Below, print verbatim the stretch of entries from the start through the line containing "x-axis-title: Percent within", both ends included.

INFORMATION SUPPLIED
########################################
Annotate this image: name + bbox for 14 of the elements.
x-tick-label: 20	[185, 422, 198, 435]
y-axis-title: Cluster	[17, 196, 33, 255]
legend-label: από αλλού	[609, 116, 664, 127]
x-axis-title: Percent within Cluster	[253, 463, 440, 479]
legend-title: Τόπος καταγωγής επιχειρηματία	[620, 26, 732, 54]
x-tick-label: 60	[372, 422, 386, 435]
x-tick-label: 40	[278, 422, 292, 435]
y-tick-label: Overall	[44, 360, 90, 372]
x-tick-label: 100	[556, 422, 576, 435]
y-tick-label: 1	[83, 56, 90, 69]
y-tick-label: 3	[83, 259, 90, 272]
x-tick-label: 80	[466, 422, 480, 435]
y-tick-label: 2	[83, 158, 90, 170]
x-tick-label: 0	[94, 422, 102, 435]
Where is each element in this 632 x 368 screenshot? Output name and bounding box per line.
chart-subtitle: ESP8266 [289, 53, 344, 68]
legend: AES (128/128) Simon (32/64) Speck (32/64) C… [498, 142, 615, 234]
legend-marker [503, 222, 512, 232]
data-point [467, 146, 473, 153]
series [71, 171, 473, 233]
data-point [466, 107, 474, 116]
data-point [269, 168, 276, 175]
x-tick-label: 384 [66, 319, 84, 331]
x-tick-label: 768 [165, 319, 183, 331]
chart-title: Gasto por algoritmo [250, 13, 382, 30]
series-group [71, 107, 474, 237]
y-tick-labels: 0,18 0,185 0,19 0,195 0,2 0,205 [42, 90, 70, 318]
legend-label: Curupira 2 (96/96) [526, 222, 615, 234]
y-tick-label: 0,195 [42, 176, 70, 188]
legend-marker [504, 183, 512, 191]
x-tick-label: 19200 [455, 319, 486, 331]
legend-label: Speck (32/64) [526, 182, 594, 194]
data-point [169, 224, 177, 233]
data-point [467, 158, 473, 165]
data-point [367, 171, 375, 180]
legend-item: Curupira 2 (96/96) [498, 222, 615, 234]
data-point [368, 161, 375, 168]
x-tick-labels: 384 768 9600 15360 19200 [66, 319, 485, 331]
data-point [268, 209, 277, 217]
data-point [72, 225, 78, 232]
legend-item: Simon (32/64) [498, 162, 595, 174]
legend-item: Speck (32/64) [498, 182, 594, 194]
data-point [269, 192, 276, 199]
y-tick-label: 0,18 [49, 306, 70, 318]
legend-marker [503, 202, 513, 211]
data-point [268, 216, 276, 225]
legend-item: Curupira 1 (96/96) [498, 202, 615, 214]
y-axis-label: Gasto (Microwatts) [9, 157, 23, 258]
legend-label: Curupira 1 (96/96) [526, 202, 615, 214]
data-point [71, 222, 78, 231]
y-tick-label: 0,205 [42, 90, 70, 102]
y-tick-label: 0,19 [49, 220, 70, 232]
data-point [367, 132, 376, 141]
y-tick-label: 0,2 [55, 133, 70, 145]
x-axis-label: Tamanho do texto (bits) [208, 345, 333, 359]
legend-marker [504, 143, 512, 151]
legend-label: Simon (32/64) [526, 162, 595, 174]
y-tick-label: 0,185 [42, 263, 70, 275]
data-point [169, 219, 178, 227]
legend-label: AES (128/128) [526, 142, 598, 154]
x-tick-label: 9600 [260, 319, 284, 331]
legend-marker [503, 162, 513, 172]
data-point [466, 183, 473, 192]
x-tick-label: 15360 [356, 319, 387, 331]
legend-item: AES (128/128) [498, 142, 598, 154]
########################################
SOLUTION TO THE PROBLEM
Annotate this image: name + bbox for 14 of the elements.
x-tick-label: 20	[185, 422, 198, 435]
y-axis-title: Cluster	[17, 196, 33, 255]
legend-label: από αλλού	[609, 116, 664, 127]
x-axis-title: Percent within Cluster	[253, 463, 440, 479]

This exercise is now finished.